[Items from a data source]
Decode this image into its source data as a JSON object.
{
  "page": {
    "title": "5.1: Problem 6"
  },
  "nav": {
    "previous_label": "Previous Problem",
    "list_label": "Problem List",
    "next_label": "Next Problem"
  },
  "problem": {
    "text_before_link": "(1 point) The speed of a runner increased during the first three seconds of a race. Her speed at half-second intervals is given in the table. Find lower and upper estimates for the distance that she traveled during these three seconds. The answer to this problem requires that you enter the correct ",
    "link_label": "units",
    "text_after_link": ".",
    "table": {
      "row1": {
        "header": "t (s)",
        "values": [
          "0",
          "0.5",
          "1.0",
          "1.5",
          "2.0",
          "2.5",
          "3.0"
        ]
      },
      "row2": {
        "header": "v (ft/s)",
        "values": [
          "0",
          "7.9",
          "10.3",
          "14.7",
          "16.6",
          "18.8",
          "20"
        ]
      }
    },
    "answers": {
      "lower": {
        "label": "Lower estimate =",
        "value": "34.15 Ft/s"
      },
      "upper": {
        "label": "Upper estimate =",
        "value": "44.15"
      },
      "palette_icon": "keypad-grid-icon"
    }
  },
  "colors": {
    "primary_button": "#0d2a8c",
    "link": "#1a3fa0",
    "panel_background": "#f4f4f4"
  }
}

- [Set problem]
Nothing may be left out: return each entry exactly as it reads.

- [Response to the task]
Decode this image into its source data as a JSON object.
{
  "page": {
    "title": "5.1: Problem 6"
  },
  "nav": {
    "previous_label": "Previous Problem",
    "list_label": "Problem List",
    "next_label": "Next Problem"
  },
  "problem": {
    "text_before_link": "(1 point) The speed of a runner increased during the first three seconds of a race. Her speed at half-second intervals is given in the table. Find lower and upper estimates for the distance that she traveled during these three seconds. The answer to this problem requires that you enter the correct ",
    "link_label": "units",
    "text_after_link": ".",
    "table": {
      "row1": {
        "header": "t (s)",
        "values": [
          "0",
          "0.5",
          "1.0",
          "1.5",
          "2.0",
          "2.5",
          "3.0"
        ]
      },
      "row2": {
        "header": "v (ft/s)",
        "values": [
          "0",
          "7.9",
          "10.3",
          "14.7",
          "16.6",
          "18.8",
          "20"
        ]
      }
    },
    "answers": {
      "lower": {
        "label": "Lower estimate =",
        "value": "34.15 Ft/s"
      },
      "upper": {
        "label": "Upper estimate =",
        "value": "44.15"
      },
      "palette_icon": "keypad-grid-icon"
    }
  },
  "colors": {
    "primary_button": "#0d2a8c",
    "link": "#1a3fa0",
    "panel_background": "#f4f4f4"
  }
}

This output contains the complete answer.